TASK GOAL: Skip the pictures. Copy all the rest of the records down exactly.

RECORDS TO PROCESS:
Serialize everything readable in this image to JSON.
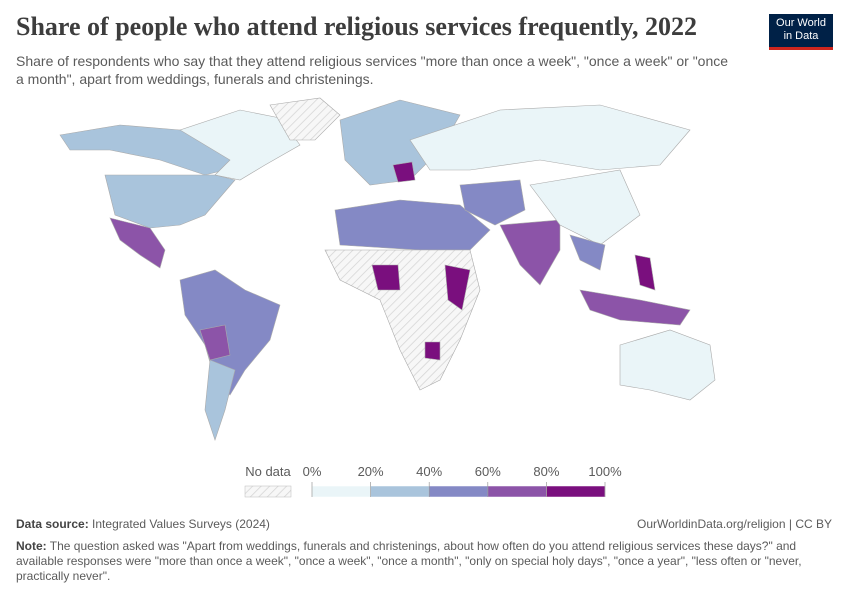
{
  "header": {
    "title": "Share of people who attend religious services frequently, 2022",
    "subtitle": "Share of respondents who say that they attend religious services \"more than once a week\", \"once a week\" or \"once a month\", apart from weddings, funerals and christenings.",
    "logo": "Our World in Data"
  },
  "chart_data": {
    "type": "map",
    "legend": {
      "no_data_label": "No data",
      "ticks": [
        {
          "value": 0,
          "label": "0%"
        },
        {
          "value": 20,
          "label": "20%"
        },
        {
          "value": 40,
          "label": "40%"
        },
        {
          "value": 60,
          "label": "60%"
        },
        {
          "value": 80,
          "label": "80%"
        },
        {
          "value": 100,
          "label": "100%"
        }
      ],
      "colors": [
        "#eaf5f8",
        "#a9c4dc",
        "#8489c5",
        "#8c54a8",
        "#7a0f7e"
      ]
    }
  },
  "footer": {
    "source_label": "Data source:",
    "source": "Integrated Values Surveys (2024)",
    "url": "OurWorldinData.org/religion | CC BY",
    "note_label": "Note:",
    "note": "The question asked was \"Apart from weddings, funerals and christenings, about how often do you attend religious services these days?\" and available responses were \"more than once a week\", \"once a week\", \"once a month\", \"only on special holy days\", \"once a year\", \"less often or \"never, practically never\"."
  }
}
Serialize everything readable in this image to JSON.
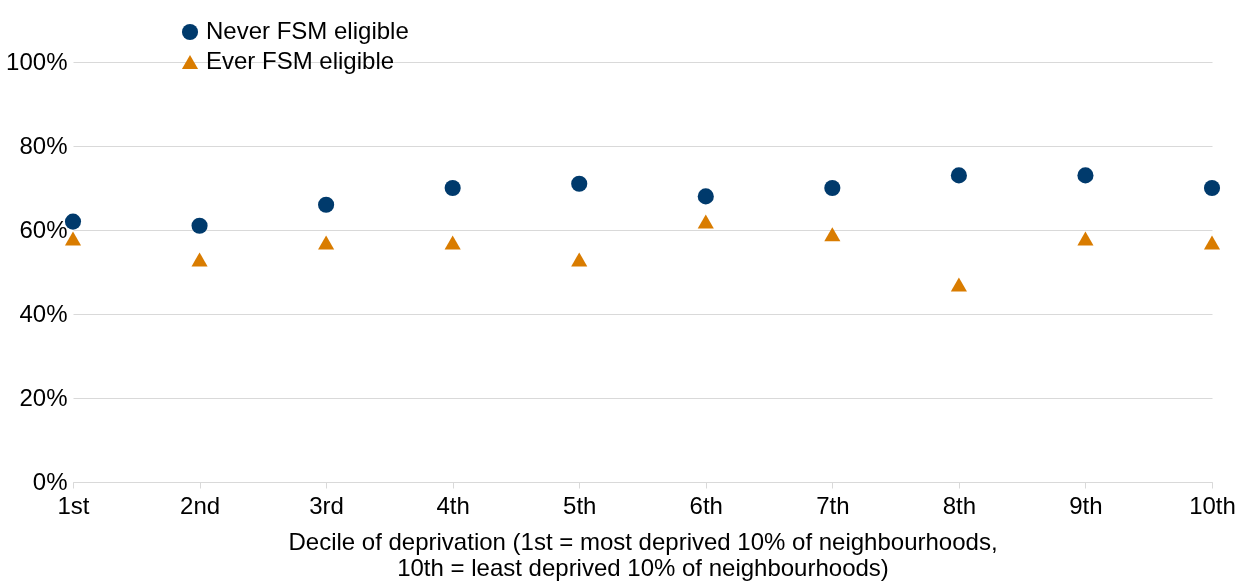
{
  "chart_data": {
    "type": "scatter",
    "categories": [
      "1st",
      "2nd",
      "3rd",
      "4th",
      "5th",
      "6th",
      "7th",
      "8th",
      "9th",
      "10th"
    ],
    "xlabel": "Decile of deprivation (1st = most deprived 10% of neighbourhoods,\n10th = least deprived 10% of neighbourhoods)",
    "series": [
      {
        "name": "Never FSM eligible",
        "color": "#003a6c",
        "marker": "circle",
        "values": [
          62,
          61,
          66,
          70,
          71,
          68,
          70,
          73,
          73,
          70
        ]
      },
      {
        "name": "Ever FSM eligible",
        "color": "#d97c00",
        "marker": "triangle",
        "values": [
          58,
          53,
          57,
          57,
          53,
          62,
          59,
          47,
          58,
          57
        ]
      }
    ],
    "ylim": [
      0,
      100
    ],
    "yticks": [
      {
        "value": 0,
        "label": "0%"
      },
      {
        "value": 20,
        "label": "20%"
      },
      {
        "value": 40,
        "label": "40%"
      },
      {
        "value": 60,
        "label": "60%"
      },
      {
        "value": 80,
        "label": "80%"
      },
      {
        "value": 100,
        "label": "100%"
      }
    ],
    "grid": "y",
    "legend": "top left"
  }
}
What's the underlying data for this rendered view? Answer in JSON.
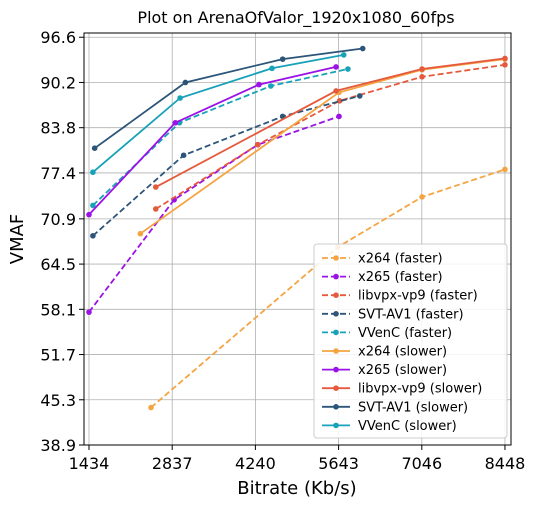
{
  "chart_data": {
    "type": "line",
    "title": "Plot on ArenaOfValor_1920x1080_60fps",
    "xlabel": "Bitrate (Kb/s)",
    "ylabel": "VMAF",
    "xlim": [
      1350,
      8550
    ],
    "ylim": [
      38.9,
      97.2
    ],
    "xticks": [
      1434,
      2837,
      4240,
      5643,
      7046,
      8448
    ],
    "xtick_labels": [
      "1434",
      "2837",
      "4240",
      "5643",
      "7046",
      "8448"
    ],
    "yticks": [
      38.9,
      45.3,
      51.7,
      58.1,
      64.5,
      70.9,
      77.4,
      83.8,
      90.2,
      96.6
    ],
    "ytick_labels": [
      "38.9",
      "45.3",
      "51.7",
      "58.1",
      "64.5",
      "70.9",
      "77.4",
      "83.8",
      "90.2",
      "96.6"
    ],
    "grid": true,
    "legend_position": "bottom-right",
    "series": [
      {
        "name": "x264 (faster)",
        "color": "#f5a442",
        "dash": true,
        "points": [
          [
            2480,
            44.2
          ],
          [
            5630,
            66.9
          ],
          [
            7050,
            74.0
          ],
          [
            8448,
            77.9
          ]
        ]
      },
      {
        "name": "x265 (faster)",
        "color": "#9b12e6",
        "dash": true,
        "points": [
          [
            1434,
            57.7
          ],
          [
            2870,
            73.6
          ],
          [
            4280,
            81.4
          ],
          [
            5650,
            85.4
          ]
        ]
      },
      {
        "name": "libvpx-vp9 (faster)",
        "color": "#e55a3c",
        "dash": true,
        "points": [
          [
            2560,
            72.3
          ],
          [
            4280,
            81.4
          ],
          [
            5660,
            87.6
          ],
          [
            7050,
            91.0
          ],
          [
            8448,
            92.7
          ]
        ]
      },
      {
        "name": "SVT-AV1 (faster)",
        "color": "#2c5579",
        "dash": true,
        "points": [
          [
            1500,
            68.5
          ],
          [
            3030,
            79.9
          ],
          [
            4700,
            85.4
          ],
          [
            6000,
            88.3
          ]
        ]
      },
      {
        "name": "VVenC (faster)",
        "color": "#17a2b8",
        "dash": true,
        "points": [
          [
            1500,
            72.8
          ],
          [
            2960,
            84.5
          ],
          [
            4500,
            89.7
          ],
          [
            5800,
            92.1
          ]
        ]
      },
      {
        "name": "x264 (slower)",
        "color": "#f5a442",
        "dash": false,
        "points": [
          [
            2300,
            68.8
          ],
          [
            5650,
            88.8
          ],
          [
            7050,
            92.0
          ],
          [
            8448,
            93.5
          ]
        ]
      },
      {
        "name": "x265 (slower)",
        "color": "#9b12e6",
        "dash": false,
        "points": [
          [
            1434,
            71.5
          ],
          [
            2890,
            84.5
          ],
          [
            4300,
            89.9
          ],
          [
            5600,
            92.4
          ]
        ]
      },
      {
        "name": "libvpx-vp9 (slower)",
        "color": "#e55a3c",
        "dash": false,
        "points": [
          [
            2560,
            75.4
          ],
          [
            5600,
            89.0
          ],
          [
            7050,
            92.1
          ],
          [
            8448,
            93.6
          ]
        ]
      },
      {
        "name": "SVT-AV1 (slower)",
        "color": "#2c5579",
        "dash": false,
        "points": [
          [
            1530,
            80.9
          ],
          [
            3060,
            90.2
          ],
          [
            4700,
            93.5
          ],
          [
            6050,
            95.0
          ]
        ]
      },
      {
        "name": "VVenC (slower)",
        "color": "#17a2b8",
        "dash": false,
        "points": [
          [
            1500,
            77.5
          ],
          [
            2970,
            88.0
          ],
          [
            4520,
            92.2
          ],
          [
            5730,
            94.1
          ]
        ]
      }
    ]
  }
}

OUTPUT OF THE EXERCISE:
Serialize everything readable in this image to JSON.
{
  "header": {
    "title": "Share of people who attend religious services frequently, 2022",
    "subtitle": "Share of respondents who say that they attend religious services \"more than once a week\", \"once a week\" or \"once a month\", apart from weddings, funerals and christenings.",
    "logo": "Our World in Data"
  },
  "chart_data": {
    "type": "map",
    "legend": {
      "no_data_label": "No data",
      "ticks": [
        {
          "value": 0,
          "label": "0%"
        },
        {
          "value": 20,
          "label": "20%"
        },
        {
          "value": 40,
          "label": "40%"
        },
        {
          "value": 60,
          "label": "60%"
        },
        {
          "value": 80,
          "label": "80%"
        },
        {
          "value": 100,
          "label": "100%"
        }
      ],
      "colors": [
        "#eaf5f8",
        "#a9c4dc",
        "#8489c5",
        "#8c54a8",
        "#7a0f7e"
      ]
    }
  },
  "footer": {
    "source_label": "Data source:",
    "source": "Integrated Values Surveys (2024)",
    "url": "OurWorldinData.org/religion | CC BY",
    "note_label": "Note:",
    "note": "The question asked was \"Apart from weddings, funerals and christenings, about how often do you attend religious services these days?\" and available responses were \"more than once a week\", \"once a week\", \"once a month\", \"only on special holy days\", \"once a year\", \"less often or \"never, practically never\"."
  }
}
Serialize everything readable in this image to JSON.
{
  "chart_data": {
    "type": "scatter",
    "categories": [
      "1st",
      "2nd",
      "3rd",
      "4th",
      "5th",
      "6th",
      "7th",
      "8th",
      "9th",
      "10th"
    ],
    "xlabel": "Decile of deprivation (1st = most deprived 10% of neighbourhoods,\n10th = least deprived 10% of neighbourhoods)",
    "series": [
      {
        "name": "Never FSM eligible",
        "color": "#003a6c",
        "marker": "circle",
        "values": [
          62,
          61,
          66,
          70,
          71,
          68,
          70,
          73,
          73,
          70
        ]
      },
      {
        "name": "Ever FSM eligible",
        "color": "#d97c00",
        "marker": "triangle",
        "values": [
          58,
          53,
          57,
          57,
          53,
          62,
          59,
          47,
          58,
          57
        ]
      }
    ],
    "ylim": [
      0,
      100
    ],
    "yticks": [
      {
        "value": 0,
        "label": "0%"
      },
      {
        "value": 20,
        "label": "20%"
      },
      {
        "value": 40,
        "label": "40%"
      },
      {
        "value": 60,
        "label": "60%"
      },
      {
        "value": 80,
        "label": "80%"
      },
      {
        "value": 100,
        "label": "100%"
      }
    ],
    "grid": "y",
    "legend": "top left"
  }
}
What's the underlying data for this rendered view? Answer in JSON.
{
  "chart_data": {
    "type": "line",
    "title": "Plot on ArenaOfValor_1920x1080_60fps",
    "xlabel": "Bitrate (Kb/s)",
    "ylabel": "VMAF",
    "xlim": [
      1350,
      8550
    ],
    "ylim": [
      38.9,
      97.2
    ],
    "xticks": [
      1434,
      2837,
      4240,
      5643,
      7046,
      8448
    ],
    "xtick_labels": [
      "1434",
      "2837",
      "4240",
      "5643",
      "7046",
      "8448"
    ],
    "yticks": [
      38.9,
      45.3,
      51.7,
      58.1,
      64.5,
      70.9,
      77.4,
      83.8,
      90.2,
      96.6
    ],
    "ytick_labels": [
      "38.9",
      "45.3",
      "51.7",
      "58.1",
      "64.5",
      "70.9",
      "77.4",
      "83.8",
      "90.2",
      "96.6"
    ],
    "grid": true,
    "legend_position": "bottom-right",
    "series": [
      {
        "name": "x264 (faster)",
        "color": "#f5a442",
        "dash": true,
        "points": [
          [
            2480,
            44.2
          ],
          [
            5630,
            66.9
          ],
          [
            7050,
            74.0
          ],
          [
            8448,
            77.9
          ]
        ]
      },
      {
        "name": "x265 (faster)",
        "color": "#9b12e6",
        "dash": true,
        "points": [
          [
            1434,
            57.7
          ],
          [
            2870,
            73.6
          ],
          [
            4280,
            81.4
          ],
          [
            5650,
            85.4
          ]
        ]
      },
      {
        "name": "libvpx-vp9 (faster)",
        "color": "#e55a3c",
        "dash": true,
        "points": [
          [
            2560,
            72.3
          ],
          [
            4280,
            81.4
          ],
          [
            5660,
            87.6
          ],
          [
            7050,
            91.0
          ],
          [
            8448,
            92.7
          ]
        ]
      },
      {
        "name": "SVT-AV1 (faster)",
        "color": "#2c5579",
        "dash": true,
        "points": [
          [
            1500,
            68.5
          ],
          [
            3030,
            79.9
          ],
          [
            4700,
            85.4
          ],
          [
            6000,
            88.3
          ]
        ]
      },
      {
        "name": "VVenC (faster)",
        "color": "#17a2b8",
        "dash": true,
        "points": [
          [
            1500,
            72.8
          ],
          [
            2960,
            84.5
          ],
          [
            4500,
            89.7
          ],
          [
            5800,
            92.1
          ]
        ]
      },
      {
        "name": "x264 (slower)",
        "color": "#f5a442",
        "dash": false,
        "points": [
          [
            2300,
            68.8
          ],
          [
            5650,
            88.8
          ],
          [
            7050,
            92.0
          ],
          [
            8448,
            93.5
          ]
        ]
      },
      {
        "name": "x265 (slower)",
        "color": "#9b12e6",
        "dash": false,
        "points": [
          [
            1434,
            71.5
          ],
          [
            2890,
            84.5
          ],
          [
            4300,
            89.9
          ],
          [
            5600,
            92.4
          ]
        ]
      },
      {
        "name": "libvpx-vp9 (slower)",
        "color": "#e55a3c",
        "dash": false,
        "points": [
          [
            2560,
            75.4
          ],
          [
            5600,
            89.0
          ],
          [
            7050,
            92.1
          ],
          [
            8448,
            93.6
          ]
        ]
      },
      {
        "name": "SVT-AV1 (slower)",
        "color": "#2c5579",
        "dash": false,
        "points": [
          [
            1530,
            80.9
          ],
          [
            3060,
            90.2
          ],
          [
            4700,
            93.5
          ],
          [
            6050,
            95.0
          ]
        ]
      },
      {
        "name": "VVenC (slower)",
        "color": "#17a2b8",
        "dash": false,
        "points": [
          [
            1500,
            77.5
          ],
          [
            2970,
            88.0
          ],
          [
            4520,
            92.2
          ],
          [
            5730,
            94.1
          ]
        ]
      }
    ]
  }
}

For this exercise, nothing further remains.